- [Goal]:
Tally the lines of the listing that contain the string "Pitslre". Give the number and nothing else.

- [Data for this task]:

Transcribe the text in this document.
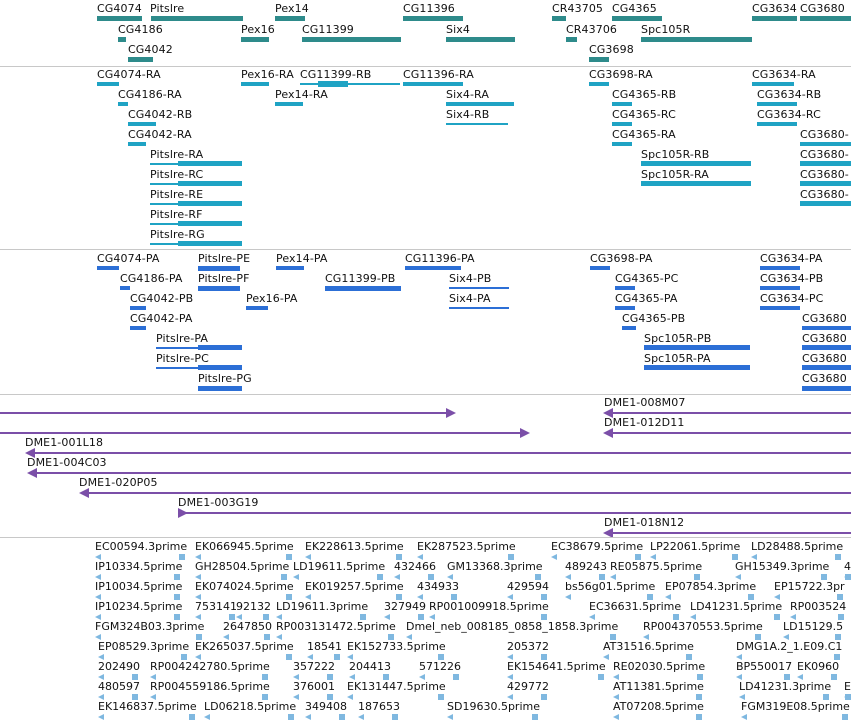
CG4074 Pitslre	Pex14	CG11396	CR43705 CG4365	CG3634 CG3680
CG4186	Pex16 CG11399	Six4	CR43706 Spc105R
CG4042	CG3698
CG4074-RA	Pex16-RA CG11399-RB	CG11396-RA	CG3698-RA	CG3634-RA
CG4186-RA	Pex14-RA	Six4-RA	CG4365-RB	CG3634-RB
CG4042-RB	Six4-RB	CG4365-RC	CG3634-RC
CG4042-RA	CG4365-RA	CG3680-
Pitslre-RA	Spc105R-RB	CG3680-
Pitslre-RC	Spc105R-RA	CG3680-
Pitslre-RE	CG3680-
Pitslre-RF
Pitslre-RG
CG4074-PA	Pitslre-PE Pex14-PA	CG11396-PA	CG3698-PA	CG3634-PA
CG4186-PA Pitslre-PF	CG11399-PB	Six4-PB	CG4365-PC	CG3634-PB
CG4042-PB	Pex16-PA	Six4-PA	CG4365-PA	CG3634-PC
CG4042-PA	CG4365-PB	CG3680
Pitslre-PA	Spc105R-PB	CG3680
Pitslre-PC	Spc105R-PA	CG3680
Pitslre-PG	CG3680
DME1-008M07
DME1-012D11
DME1-001L18
DME1-004C03
DME1-020P05
DME1-003G19
DME1-018N12
EC00594.3prime EK066945.5prime EK228613.5prime EK287523.5prime	EC38679.5prime LP22061.5prime LD28488.5prime
IP10334.5prime GH28504.5prime LD19611.5prime 432466 GM13368.3prime 489243 RE05875.5prime	GH15349.3prime 4
IP10034.5prime EK074024.5prime EK019257.5prime 434933	429594 bs56g01.5prime EP07854.3prime EP15722.3pr
IP10234.5prime 753141 92132 LD19611.3prime 327949 RP001009918.5prime	EC36631.5prime LD41231.5prime RP003524
FGM324B03.3prime 2647850 RP003131472.5prime Dmel_neb_008185_0858_1858.3prime RP004370553.5prime LD15129.5
EP08529.3prime EK265037.5prime 18541 EK152733.5prime	205372	AT31516.5prime	DMG1A.2_1.E09.C1
202490 RP004242780.5prime 357222 204413	571226	EK154641.5prime RE02030.5prime	BP550017 EK0960
480597 RP004559186.5prime 376001 EK131447.5prime	429772	AT11381.5prime	LD41231.3prime E
EK146837.5prime LD06218.5prime 349408 187653	SD19630.5prime	AT07208.5prime	FGM319E08.5prime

- [Solution]:
11